[Source records]
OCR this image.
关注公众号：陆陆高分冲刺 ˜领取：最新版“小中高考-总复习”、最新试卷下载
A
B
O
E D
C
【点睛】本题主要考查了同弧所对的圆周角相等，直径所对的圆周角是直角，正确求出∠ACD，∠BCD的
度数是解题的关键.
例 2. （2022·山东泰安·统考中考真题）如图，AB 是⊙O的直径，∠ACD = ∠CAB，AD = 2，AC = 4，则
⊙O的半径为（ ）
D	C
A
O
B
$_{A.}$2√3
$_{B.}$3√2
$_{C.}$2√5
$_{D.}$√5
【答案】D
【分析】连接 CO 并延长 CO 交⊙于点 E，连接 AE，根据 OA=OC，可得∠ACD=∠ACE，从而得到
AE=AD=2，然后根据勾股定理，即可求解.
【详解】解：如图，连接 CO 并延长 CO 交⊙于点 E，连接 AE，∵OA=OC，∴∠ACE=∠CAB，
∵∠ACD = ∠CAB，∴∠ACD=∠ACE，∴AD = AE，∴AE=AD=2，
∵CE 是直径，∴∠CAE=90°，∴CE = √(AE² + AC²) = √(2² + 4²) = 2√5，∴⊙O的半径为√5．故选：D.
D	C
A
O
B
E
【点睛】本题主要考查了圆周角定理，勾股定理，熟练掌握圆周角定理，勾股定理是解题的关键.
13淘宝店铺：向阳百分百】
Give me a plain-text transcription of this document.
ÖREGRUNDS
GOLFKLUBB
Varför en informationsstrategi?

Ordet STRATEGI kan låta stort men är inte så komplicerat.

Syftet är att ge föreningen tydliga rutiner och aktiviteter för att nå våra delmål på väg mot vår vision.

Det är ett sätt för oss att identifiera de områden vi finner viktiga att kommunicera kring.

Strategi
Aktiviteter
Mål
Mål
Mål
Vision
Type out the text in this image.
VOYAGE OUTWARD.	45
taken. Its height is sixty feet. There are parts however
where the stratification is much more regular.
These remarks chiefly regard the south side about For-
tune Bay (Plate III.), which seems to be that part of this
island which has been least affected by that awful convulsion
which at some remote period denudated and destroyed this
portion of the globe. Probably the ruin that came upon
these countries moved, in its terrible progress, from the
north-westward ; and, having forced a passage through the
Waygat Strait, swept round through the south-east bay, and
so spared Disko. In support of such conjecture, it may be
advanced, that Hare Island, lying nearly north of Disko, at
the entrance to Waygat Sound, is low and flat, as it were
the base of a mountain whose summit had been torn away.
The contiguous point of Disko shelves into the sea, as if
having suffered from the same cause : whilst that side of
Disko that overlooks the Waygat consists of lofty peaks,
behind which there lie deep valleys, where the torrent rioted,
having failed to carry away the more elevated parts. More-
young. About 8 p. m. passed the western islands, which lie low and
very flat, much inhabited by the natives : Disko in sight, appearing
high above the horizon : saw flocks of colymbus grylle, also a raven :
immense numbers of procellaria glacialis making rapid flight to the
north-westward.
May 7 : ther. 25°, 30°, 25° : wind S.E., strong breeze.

* PROBLEM DESCRIPTION
Lines containing the word "Waygat" are to be counted in the listing; state their number alone.

* EXERCISE RESPONSE
3